● WHAT TO WORK ON: Take each line that has the word "iyóğ" and return it.

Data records
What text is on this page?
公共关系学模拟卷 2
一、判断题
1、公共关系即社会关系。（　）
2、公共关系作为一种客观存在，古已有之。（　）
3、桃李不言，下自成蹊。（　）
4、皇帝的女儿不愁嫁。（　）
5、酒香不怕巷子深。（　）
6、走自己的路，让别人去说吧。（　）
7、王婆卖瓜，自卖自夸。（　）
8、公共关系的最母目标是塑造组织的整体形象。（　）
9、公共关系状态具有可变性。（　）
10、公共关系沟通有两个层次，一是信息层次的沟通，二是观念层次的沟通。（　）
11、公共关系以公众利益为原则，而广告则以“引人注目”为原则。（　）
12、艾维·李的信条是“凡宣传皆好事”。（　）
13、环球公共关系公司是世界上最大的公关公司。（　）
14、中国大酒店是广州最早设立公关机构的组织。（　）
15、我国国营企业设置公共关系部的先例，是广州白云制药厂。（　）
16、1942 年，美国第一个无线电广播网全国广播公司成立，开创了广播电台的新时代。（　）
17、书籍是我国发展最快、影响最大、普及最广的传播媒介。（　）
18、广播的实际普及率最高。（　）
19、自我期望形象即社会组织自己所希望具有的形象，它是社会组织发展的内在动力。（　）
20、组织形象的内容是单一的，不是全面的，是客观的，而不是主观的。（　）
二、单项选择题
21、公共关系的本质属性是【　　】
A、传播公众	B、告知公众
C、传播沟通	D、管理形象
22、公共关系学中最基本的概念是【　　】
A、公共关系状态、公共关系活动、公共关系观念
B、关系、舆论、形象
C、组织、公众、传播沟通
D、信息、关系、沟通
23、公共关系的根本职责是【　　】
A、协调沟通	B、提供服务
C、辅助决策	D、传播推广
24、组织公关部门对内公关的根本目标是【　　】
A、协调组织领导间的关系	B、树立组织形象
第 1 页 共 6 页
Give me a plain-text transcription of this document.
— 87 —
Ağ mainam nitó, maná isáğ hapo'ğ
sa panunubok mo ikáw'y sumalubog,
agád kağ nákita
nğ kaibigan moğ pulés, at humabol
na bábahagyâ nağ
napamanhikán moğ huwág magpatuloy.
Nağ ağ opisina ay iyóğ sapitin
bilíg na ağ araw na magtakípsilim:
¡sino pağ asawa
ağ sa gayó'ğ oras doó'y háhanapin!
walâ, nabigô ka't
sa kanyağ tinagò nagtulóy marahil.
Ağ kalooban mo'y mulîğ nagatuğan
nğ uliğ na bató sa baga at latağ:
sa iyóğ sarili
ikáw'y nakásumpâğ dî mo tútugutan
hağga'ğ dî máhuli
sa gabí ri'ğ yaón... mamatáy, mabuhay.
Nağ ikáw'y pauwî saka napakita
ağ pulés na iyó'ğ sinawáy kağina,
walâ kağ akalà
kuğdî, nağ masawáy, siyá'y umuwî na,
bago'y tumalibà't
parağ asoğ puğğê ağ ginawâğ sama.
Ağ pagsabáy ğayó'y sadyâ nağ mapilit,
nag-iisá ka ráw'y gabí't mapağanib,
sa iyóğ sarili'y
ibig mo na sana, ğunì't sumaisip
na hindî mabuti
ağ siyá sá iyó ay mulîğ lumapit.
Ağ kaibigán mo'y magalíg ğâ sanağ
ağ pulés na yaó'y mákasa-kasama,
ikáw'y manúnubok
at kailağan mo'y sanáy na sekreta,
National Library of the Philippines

● ANSWER TO THIS TASK:
Nağ ağ opisina ay iyóğ sapitin
sa iyóğ sarili
sa iyóğ sarili'y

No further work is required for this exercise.